— BEGIN Data listing —

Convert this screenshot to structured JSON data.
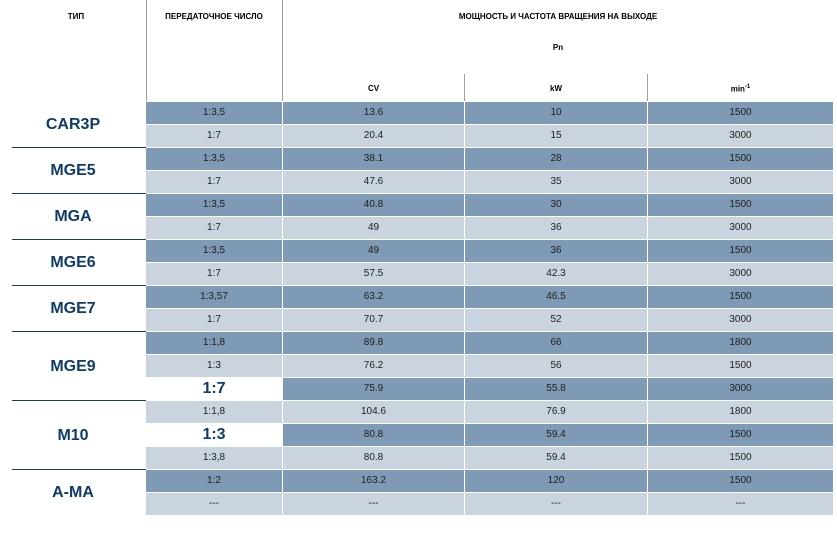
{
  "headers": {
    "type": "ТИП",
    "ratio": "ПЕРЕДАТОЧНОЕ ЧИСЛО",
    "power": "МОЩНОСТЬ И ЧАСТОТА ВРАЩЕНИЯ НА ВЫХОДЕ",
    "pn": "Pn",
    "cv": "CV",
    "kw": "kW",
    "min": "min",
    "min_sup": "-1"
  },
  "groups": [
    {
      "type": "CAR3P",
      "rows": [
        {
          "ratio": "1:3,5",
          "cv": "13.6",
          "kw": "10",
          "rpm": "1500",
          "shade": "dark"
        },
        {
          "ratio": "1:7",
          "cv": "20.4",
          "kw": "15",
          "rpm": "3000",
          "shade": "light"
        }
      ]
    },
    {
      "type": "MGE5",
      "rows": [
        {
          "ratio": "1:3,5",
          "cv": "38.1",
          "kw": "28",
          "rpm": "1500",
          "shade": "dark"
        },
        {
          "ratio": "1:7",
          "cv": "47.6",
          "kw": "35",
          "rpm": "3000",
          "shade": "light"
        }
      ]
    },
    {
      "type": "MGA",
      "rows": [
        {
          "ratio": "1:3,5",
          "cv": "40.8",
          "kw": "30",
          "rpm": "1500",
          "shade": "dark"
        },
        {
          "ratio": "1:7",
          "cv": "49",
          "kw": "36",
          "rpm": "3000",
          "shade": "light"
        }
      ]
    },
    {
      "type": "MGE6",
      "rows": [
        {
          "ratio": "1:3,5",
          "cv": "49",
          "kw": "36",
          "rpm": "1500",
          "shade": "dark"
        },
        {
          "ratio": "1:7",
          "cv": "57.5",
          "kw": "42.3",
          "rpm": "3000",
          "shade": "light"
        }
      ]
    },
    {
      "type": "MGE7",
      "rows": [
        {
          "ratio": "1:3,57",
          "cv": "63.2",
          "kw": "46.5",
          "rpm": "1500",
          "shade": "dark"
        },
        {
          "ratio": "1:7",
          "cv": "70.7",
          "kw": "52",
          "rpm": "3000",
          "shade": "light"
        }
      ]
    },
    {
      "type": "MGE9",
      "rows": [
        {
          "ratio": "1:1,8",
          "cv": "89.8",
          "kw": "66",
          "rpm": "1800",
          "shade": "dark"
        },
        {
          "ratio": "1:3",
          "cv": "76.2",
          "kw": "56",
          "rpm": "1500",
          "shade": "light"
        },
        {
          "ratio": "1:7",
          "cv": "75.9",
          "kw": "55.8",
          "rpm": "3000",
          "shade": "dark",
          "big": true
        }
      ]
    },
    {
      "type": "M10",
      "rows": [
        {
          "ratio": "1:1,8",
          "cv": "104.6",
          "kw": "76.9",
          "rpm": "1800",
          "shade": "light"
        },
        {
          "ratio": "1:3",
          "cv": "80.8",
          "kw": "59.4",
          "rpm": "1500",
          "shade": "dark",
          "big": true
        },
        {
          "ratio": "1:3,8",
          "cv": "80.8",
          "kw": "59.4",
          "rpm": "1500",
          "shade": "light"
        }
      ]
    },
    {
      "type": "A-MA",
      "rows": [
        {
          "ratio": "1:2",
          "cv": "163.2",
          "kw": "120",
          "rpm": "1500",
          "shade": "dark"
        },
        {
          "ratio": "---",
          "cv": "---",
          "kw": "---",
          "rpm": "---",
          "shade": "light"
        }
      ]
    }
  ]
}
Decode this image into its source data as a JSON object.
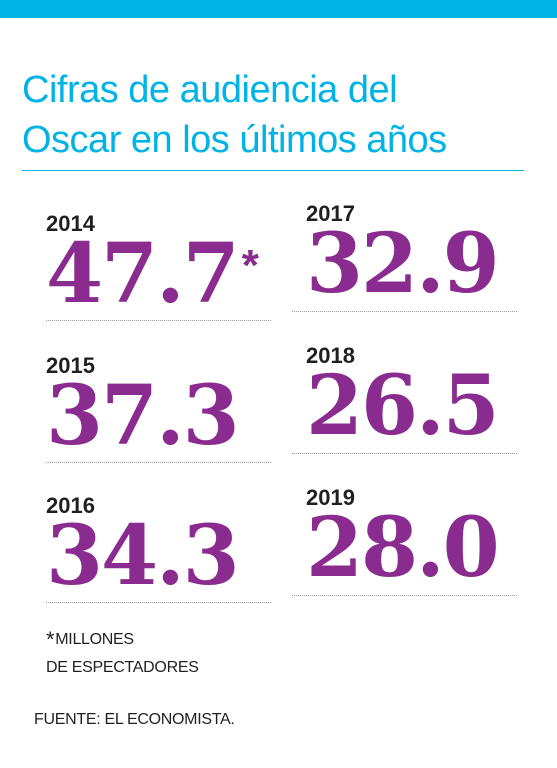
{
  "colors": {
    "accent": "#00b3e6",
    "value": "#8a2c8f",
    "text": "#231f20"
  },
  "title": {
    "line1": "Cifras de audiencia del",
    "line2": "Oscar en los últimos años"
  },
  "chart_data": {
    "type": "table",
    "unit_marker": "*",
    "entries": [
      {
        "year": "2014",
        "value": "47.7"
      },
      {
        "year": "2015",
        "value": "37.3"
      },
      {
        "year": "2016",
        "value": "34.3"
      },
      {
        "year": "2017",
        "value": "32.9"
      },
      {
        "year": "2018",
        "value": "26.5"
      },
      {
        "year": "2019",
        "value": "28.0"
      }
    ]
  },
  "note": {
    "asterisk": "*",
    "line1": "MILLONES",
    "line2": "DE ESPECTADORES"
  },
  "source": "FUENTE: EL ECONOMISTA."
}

— END Data listing —
— BEGIN Data listing —

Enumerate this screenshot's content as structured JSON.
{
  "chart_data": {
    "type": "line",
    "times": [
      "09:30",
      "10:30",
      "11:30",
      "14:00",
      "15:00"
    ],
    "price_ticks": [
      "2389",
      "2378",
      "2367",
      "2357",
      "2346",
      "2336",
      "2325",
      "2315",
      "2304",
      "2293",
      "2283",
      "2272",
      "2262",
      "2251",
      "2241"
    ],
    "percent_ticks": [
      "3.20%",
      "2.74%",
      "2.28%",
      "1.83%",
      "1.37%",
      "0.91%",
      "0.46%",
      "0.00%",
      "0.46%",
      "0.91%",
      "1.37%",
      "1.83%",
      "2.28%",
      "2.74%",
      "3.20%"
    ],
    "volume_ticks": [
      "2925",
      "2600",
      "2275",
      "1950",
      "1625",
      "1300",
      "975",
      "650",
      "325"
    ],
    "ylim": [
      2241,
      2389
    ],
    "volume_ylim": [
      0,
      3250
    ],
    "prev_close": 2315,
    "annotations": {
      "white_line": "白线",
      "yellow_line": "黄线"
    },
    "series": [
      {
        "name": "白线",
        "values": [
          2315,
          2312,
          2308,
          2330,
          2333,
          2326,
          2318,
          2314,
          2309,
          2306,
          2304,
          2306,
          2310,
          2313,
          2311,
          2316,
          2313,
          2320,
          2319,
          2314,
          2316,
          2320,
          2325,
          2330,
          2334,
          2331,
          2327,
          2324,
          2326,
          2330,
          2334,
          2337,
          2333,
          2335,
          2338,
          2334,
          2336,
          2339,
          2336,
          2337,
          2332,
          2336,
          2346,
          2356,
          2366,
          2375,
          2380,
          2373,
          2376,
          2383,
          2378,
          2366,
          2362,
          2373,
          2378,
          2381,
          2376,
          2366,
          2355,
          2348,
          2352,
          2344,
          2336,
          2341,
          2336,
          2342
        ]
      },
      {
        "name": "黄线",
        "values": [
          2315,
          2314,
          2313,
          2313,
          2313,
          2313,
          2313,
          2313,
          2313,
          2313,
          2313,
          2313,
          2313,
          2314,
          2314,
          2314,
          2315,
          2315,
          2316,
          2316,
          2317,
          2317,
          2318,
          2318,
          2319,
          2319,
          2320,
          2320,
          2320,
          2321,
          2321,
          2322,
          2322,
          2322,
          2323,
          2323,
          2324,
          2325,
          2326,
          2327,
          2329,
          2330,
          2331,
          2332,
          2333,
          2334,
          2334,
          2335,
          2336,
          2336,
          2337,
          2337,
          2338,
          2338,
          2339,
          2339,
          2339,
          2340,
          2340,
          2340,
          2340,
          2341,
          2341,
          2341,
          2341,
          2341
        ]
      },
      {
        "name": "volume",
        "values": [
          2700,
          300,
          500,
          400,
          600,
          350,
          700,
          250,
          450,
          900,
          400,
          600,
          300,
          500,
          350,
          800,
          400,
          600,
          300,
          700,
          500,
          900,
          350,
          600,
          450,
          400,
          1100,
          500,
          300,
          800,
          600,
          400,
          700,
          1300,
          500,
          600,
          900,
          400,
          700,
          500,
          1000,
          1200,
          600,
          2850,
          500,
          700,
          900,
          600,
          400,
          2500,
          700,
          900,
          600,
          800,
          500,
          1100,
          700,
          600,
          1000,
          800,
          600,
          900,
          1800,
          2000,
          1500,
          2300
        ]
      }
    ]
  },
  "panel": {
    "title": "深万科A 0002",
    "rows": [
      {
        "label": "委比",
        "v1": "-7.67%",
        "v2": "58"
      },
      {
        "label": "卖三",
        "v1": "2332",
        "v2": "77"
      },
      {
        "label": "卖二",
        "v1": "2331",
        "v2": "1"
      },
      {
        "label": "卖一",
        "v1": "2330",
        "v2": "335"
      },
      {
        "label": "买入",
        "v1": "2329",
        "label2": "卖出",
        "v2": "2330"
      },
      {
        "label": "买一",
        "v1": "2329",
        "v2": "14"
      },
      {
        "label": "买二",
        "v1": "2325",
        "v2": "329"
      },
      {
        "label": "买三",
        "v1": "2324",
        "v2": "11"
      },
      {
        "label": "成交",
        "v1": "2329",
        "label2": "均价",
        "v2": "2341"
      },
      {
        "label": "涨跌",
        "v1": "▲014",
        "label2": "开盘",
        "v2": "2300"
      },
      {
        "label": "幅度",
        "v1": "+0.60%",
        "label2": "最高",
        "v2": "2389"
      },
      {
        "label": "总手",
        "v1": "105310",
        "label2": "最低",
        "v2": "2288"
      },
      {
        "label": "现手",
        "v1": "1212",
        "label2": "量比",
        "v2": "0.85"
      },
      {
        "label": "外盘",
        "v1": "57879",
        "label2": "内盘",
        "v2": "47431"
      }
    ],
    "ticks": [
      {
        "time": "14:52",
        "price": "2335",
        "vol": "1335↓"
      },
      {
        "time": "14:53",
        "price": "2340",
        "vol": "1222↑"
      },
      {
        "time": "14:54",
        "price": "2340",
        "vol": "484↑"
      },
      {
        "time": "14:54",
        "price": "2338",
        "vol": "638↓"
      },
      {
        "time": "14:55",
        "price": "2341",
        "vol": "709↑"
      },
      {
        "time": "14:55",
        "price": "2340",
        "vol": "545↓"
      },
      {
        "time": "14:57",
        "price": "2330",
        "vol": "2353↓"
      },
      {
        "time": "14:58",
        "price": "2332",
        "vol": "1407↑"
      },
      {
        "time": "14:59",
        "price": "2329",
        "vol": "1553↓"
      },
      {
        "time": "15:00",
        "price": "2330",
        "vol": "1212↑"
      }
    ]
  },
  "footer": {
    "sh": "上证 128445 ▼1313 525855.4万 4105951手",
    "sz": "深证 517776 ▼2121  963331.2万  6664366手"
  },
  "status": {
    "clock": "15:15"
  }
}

— END Data listing —

— Problem requirements —
Find the lines holding "source" and list every one.

— Solution to this task —
Decode this image into its source data as a JSON object.
  "source": "FUENTE: EL ECONOMISTA."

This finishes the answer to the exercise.